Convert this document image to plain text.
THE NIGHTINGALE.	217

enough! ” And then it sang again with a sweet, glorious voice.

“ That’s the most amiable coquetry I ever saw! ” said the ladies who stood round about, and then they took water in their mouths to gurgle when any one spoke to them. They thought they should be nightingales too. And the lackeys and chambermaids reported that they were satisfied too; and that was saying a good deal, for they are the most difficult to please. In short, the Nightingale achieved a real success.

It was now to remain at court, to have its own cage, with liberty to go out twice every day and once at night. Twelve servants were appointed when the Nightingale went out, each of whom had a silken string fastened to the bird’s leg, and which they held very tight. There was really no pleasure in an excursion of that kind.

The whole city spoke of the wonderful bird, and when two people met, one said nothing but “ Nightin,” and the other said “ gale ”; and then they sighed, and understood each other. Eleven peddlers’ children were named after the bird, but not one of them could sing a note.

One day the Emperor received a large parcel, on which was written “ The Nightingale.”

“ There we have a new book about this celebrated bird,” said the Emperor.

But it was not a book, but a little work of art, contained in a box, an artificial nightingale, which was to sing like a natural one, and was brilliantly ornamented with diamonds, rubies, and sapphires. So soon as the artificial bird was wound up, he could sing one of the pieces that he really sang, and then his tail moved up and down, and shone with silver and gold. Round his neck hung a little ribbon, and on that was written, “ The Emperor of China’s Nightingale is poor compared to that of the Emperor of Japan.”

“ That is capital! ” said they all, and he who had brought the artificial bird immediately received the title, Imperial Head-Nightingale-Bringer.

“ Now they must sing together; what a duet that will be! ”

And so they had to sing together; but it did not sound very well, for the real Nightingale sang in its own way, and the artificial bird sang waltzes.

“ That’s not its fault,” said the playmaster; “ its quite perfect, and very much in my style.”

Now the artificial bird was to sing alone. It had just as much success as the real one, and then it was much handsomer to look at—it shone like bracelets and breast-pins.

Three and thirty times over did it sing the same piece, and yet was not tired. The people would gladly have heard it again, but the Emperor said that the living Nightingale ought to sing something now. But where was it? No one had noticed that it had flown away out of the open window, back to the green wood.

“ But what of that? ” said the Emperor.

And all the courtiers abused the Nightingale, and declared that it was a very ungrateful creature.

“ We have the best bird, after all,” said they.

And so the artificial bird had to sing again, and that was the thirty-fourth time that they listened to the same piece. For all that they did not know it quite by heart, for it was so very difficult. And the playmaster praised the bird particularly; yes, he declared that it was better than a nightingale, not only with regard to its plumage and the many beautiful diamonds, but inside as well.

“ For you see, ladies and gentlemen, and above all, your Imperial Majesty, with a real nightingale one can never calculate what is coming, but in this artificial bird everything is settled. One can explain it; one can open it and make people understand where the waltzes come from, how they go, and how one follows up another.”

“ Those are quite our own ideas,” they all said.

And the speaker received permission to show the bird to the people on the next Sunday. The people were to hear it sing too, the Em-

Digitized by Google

——

## Exercise description:
Using the records above, copy every line that has the word "together" in it.

## Response to this exercise:
“ Now they must sing together; what a duet that will be! ”
And so they had to sing together; but it did not sound very well, for the real Nightingale sang in its own way, and the artificial bird sang waltzes.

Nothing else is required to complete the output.